Reproduce each line bearing the word "Правил".
□ □ □ □ □ □ □
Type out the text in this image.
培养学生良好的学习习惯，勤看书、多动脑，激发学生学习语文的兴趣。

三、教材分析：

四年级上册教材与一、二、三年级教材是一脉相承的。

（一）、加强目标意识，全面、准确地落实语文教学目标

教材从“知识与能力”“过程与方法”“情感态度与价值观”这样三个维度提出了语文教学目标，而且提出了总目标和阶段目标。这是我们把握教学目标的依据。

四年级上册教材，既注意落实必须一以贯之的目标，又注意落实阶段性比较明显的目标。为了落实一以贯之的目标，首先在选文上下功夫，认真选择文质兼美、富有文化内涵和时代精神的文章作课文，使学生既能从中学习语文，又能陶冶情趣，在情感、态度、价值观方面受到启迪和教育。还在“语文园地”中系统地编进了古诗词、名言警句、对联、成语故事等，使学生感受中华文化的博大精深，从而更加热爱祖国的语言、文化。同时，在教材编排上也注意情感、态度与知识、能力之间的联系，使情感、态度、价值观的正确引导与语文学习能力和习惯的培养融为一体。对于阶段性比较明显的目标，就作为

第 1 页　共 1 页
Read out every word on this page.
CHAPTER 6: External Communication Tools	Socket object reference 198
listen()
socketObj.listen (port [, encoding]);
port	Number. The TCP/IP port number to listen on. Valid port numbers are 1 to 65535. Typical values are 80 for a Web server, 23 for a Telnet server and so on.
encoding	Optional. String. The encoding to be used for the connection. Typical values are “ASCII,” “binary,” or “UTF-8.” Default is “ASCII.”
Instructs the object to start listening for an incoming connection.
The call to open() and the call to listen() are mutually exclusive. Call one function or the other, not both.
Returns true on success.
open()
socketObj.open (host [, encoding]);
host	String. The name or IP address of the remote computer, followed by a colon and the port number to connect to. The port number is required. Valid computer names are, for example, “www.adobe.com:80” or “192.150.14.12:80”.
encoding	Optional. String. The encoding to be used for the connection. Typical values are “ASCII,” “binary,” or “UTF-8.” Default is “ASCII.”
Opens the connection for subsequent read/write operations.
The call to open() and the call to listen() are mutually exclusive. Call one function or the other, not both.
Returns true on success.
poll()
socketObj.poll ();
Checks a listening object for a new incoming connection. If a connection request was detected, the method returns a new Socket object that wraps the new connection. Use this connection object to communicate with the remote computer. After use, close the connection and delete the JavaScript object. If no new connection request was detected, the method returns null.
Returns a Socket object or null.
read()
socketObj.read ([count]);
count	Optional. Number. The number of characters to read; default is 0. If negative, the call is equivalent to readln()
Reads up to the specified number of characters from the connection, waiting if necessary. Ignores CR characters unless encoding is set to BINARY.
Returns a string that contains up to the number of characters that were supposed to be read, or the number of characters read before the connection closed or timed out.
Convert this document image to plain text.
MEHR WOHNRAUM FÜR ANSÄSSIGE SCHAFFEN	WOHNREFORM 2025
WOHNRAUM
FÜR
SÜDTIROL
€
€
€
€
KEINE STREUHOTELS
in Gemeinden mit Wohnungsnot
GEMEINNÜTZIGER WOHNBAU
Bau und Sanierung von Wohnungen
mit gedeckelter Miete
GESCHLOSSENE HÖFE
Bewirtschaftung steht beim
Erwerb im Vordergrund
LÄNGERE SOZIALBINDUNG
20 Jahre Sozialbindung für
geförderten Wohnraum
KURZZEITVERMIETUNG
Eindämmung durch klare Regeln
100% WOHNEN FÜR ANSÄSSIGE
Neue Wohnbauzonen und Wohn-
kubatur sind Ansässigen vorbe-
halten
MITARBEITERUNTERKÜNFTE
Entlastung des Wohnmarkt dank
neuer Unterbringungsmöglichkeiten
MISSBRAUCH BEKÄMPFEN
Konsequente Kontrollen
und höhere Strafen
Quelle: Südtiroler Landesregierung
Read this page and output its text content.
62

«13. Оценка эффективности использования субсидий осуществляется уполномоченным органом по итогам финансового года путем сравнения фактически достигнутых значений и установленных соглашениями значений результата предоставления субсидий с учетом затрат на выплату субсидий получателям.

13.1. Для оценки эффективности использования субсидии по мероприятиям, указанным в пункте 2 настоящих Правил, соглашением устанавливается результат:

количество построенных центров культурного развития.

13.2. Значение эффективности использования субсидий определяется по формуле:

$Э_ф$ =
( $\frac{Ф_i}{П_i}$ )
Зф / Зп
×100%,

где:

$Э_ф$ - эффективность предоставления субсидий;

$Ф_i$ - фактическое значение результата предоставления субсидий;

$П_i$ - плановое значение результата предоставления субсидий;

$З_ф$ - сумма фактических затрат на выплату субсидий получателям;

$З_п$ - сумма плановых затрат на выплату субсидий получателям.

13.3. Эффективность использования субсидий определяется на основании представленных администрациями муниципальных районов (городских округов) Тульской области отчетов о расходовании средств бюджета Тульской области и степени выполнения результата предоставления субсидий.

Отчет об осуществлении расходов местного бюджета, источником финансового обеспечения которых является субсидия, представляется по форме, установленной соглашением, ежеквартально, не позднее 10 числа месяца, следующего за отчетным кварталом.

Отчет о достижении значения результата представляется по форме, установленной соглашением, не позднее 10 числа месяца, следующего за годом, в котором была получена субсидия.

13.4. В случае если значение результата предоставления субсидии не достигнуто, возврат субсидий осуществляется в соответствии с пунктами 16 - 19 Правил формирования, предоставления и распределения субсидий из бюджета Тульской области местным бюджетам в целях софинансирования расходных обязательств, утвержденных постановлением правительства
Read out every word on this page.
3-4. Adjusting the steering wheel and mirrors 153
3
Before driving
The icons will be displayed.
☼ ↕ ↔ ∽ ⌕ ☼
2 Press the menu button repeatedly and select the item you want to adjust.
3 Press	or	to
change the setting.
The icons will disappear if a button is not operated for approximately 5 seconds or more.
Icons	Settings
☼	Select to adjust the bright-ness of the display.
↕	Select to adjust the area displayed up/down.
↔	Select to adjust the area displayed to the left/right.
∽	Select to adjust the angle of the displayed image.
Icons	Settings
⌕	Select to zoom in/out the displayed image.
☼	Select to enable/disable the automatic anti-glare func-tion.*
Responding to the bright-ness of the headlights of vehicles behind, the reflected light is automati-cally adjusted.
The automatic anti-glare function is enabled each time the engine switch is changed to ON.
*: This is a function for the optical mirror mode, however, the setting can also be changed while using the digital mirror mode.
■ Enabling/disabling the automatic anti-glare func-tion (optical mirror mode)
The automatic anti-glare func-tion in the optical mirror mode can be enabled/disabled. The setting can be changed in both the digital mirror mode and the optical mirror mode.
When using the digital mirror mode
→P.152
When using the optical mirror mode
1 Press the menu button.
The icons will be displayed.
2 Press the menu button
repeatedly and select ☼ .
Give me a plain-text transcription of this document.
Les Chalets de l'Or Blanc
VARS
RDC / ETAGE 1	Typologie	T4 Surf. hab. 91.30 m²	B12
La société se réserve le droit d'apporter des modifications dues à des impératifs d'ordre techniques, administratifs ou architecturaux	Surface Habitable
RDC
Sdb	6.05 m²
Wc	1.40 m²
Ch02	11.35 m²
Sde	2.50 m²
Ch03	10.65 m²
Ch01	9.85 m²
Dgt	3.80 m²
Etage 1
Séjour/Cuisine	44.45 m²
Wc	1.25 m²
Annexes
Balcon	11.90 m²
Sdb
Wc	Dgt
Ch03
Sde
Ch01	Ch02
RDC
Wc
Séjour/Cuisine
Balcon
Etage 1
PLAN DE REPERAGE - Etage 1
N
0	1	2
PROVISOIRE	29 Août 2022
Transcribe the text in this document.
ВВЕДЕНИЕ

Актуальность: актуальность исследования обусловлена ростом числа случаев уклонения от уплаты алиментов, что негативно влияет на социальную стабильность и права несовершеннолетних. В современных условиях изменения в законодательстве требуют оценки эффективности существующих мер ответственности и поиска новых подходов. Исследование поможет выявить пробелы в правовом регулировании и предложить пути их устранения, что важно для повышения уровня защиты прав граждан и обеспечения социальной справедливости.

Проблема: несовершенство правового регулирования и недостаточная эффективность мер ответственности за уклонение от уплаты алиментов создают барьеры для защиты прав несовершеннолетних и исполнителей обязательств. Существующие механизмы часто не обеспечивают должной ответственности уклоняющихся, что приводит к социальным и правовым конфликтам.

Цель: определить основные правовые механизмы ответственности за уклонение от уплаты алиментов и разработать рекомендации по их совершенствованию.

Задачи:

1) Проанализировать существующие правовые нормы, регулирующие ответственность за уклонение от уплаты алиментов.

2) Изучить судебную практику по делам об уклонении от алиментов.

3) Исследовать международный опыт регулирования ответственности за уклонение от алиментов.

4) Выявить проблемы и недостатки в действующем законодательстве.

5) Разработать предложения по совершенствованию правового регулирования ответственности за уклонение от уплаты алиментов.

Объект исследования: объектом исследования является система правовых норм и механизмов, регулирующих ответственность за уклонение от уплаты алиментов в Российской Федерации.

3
□ □ □ □ □ □ □
Finished exercise:
13.1. Для оценки эффективности использования субсидии по мероприятиям, указанным в пункте 2 настоящих Правил, соглашением устанавливается результат:
13.4. В случае если значение результата предоставления субсидии не достигнуто, возврат субсидий осуществляется в соответствии с пунктами 16 - 19 Правил формирования, предоставления и распределения субсидий из бюджета Тульской области местным бюджетам в целях софинансирования расходных обязательств, утвержденных постановлением правительства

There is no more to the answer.